# [AIM]
Gather every line holding the string "Island".

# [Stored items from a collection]
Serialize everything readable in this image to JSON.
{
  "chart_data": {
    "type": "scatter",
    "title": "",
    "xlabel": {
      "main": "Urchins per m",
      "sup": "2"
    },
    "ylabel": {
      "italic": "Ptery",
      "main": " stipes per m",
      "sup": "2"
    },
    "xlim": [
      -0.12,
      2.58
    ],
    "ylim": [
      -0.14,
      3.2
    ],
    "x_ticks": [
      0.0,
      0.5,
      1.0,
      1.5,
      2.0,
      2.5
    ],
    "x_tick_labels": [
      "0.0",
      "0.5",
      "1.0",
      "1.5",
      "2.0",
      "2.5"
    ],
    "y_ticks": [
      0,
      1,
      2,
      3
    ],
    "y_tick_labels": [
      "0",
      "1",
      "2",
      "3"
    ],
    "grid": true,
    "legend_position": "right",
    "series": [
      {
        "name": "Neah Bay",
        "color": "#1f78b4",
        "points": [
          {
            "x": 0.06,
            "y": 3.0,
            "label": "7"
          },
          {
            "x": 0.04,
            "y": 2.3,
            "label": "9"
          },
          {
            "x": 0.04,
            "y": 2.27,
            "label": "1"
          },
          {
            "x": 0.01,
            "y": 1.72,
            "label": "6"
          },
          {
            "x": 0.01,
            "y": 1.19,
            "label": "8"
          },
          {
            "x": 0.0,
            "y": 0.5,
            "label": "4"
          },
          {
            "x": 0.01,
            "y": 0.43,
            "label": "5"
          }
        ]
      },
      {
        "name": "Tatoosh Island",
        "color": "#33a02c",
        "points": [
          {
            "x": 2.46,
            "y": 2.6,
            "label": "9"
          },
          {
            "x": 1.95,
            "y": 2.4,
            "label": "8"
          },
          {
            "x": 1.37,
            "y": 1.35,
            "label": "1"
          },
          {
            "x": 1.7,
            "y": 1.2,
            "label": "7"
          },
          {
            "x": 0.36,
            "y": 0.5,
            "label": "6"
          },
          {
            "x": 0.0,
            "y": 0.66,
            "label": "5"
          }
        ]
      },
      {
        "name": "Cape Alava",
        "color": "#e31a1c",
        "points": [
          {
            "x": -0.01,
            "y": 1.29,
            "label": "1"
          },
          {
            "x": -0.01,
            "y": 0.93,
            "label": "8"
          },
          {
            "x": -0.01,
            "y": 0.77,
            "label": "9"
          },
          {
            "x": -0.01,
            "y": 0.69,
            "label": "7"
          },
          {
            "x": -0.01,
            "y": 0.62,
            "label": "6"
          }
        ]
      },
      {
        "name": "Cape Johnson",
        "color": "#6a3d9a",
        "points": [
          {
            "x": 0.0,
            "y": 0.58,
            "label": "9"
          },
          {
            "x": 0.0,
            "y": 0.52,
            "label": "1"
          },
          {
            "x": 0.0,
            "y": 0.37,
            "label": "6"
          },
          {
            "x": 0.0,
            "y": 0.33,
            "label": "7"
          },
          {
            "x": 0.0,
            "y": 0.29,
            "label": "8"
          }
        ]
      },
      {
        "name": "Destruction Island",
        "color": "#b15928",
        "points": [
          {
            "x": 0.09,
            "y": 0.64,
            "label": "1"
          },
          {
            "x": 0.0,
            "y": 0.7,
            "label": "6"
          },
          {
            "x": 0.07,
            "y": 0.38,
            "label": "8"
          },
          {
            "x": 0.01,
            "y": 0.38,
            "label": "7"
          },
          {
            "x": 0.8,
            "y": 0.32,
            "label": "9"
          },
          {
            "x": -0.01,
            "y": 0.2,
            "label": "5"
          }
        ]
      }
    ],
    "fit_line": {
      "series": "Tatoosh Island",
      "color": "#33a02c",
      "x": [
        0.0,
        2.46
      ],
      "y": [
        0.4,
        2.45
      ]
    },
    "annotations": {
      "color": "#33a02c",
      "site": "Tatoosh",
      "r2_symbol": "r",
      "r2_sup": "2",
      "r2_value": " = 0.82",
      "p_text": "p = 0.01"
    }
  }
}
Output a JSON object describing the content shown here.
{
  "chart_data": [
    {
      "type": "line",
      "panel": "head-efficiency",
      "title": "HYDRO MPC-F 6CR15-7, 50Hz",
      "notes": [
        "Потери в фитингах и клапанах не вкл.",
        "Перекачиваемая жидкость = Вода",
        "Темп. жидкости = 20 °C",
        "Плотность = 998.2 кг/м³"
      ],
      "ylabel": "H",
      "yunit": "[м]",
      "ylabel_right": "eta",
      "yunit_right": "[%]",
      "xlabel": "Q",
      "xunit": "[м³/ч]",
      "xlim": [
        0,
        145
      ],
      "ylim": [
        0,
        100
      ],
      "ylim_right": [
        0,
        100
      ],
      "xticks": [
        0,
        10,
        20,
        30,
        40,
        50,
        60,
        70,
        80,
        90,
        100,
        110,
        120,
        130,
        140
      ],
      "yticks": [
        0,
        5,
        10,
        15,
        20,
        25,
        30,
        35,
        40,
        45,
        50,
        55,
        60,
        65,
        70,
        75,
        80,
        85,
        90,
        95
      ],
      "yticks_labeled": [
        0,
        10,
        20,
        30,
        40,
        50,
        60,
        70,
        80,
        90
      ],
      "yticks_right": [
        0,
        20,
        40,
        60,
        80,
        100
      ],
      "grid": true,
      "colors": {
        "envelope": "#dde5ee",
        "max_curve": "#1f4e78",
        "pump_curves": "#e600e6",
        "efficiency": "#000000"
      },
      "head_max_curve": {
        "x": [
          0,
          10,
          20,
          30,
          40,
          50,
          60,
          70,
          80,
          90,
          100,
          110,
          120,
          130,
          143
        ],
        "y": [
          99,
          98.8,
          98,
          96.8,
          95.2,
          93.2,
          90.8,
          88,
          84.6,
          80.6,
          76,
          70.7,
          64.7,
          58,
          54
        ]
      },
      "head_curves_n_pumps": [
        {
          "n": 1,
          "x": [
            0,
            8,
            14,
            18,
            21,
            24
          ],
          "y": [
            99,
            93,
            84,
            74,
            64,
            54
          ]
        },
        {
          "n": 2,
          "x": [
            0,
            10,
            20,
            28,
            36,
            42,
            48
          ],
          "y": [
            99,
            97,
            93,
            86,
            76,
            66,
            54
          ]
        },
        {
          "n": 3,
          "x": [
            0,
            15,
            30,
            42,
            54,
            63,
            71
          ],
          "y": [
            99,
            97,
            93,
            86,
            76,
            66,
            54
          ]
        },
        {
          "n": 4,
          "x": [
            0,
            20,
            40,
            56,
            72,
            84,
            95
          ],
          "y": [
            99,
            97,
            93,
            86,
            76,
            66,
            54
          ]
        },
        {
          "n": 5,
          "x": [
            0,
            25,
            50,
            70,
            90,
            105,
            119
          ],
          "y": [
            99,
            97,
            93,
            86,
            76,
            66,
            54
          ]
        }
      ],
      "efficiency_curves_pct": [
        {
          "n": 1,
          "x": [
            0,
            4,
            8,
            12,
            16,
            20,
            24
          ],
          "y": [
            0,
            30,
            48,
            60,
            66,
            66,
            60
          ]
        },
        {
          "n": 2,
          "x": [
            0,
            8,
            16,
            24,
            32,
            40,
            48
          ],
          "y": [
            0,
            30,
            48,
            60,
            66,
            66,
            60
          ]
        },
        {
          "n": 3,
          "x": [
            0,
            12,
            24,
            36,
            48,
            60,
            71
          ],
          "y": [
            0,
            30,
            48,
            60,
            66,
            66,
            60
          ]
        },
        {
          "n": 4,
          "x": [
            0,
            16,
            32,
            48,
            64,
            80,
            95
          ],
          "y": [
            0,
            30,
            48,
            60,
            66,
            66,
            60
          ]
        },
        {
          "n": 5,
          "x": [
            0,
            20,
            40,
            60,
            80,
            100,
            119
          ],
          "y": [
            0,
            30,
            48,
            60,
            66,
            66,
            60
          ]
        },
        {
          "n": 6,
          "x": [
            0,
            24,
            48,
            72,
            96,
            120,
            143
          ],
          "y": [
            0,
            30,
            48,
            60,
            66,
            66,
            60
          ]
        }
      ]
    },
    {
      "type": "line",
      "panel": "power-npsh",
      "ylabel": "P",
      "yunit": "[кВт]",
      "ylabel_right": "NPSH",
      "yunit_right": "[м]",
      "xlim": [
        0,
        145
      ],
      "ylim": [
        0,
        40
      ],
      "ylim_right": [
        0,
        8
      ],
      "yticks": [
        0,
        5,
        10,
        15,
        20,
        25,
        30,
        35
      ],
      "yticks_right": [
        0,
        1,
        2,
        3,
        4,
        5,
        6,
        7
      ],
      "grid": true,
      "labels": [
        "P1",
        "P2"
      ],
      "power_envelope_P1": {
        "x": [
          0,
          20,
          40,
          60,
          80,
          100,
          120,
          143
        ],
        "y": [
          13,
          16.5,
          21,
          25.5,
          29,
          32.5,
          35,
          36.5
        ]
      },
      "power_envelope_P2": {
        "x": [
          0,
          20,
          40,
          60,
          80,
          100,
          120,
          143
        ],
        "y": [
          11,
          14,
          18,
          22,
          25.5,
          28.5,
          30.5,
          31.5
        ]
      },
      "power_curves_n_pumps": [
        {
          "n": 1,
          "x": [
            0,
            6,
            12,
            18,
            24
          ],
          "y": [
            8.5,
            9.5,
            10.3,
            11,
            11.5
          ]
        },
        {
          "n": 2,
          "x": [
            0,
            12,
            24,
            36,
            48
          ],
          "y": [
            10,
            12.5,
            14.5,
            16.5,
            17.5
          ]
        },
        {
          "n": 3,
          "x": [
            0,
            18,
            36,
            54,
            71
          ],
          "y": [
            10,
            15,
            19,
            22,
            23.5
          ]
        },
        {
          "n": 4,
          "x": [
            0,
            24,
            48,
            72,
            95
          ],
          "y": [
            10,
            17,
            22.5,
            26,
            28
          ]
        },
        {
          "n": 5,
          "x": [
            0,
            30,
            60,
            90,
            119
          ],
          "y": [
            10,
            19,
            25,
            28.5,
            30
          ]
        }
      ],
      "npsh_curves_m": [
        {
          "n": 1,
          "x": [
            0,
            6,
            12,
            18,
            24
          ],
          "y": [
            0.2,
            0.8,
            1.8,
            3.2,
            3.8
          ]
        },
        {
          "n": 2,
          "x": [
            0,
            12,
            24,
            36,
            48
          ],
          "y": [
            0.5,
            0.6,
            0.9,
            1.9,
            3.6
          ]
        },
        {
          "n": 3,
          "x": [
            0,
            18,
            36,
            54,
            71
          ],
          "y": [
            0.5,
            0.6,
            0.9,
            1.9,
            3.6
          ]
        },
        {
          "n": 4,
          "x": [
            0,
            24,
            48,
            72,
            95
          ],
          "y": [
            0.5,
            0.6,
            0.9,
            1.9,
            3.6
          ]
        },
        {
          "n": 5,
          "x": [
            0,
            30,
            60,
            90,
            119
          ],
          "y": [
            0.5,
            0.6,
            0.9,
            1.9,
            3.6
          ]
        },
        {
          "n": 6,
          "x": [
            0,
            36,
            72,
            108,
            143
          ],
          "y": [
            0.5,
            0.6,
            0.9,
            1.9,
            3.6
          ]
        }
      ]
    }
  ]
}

# [EXERCISE SOLUTION]
        "name": "Tatoosh Island",
        "name": "Destruction Island",
      "series": "Tatoosh Island",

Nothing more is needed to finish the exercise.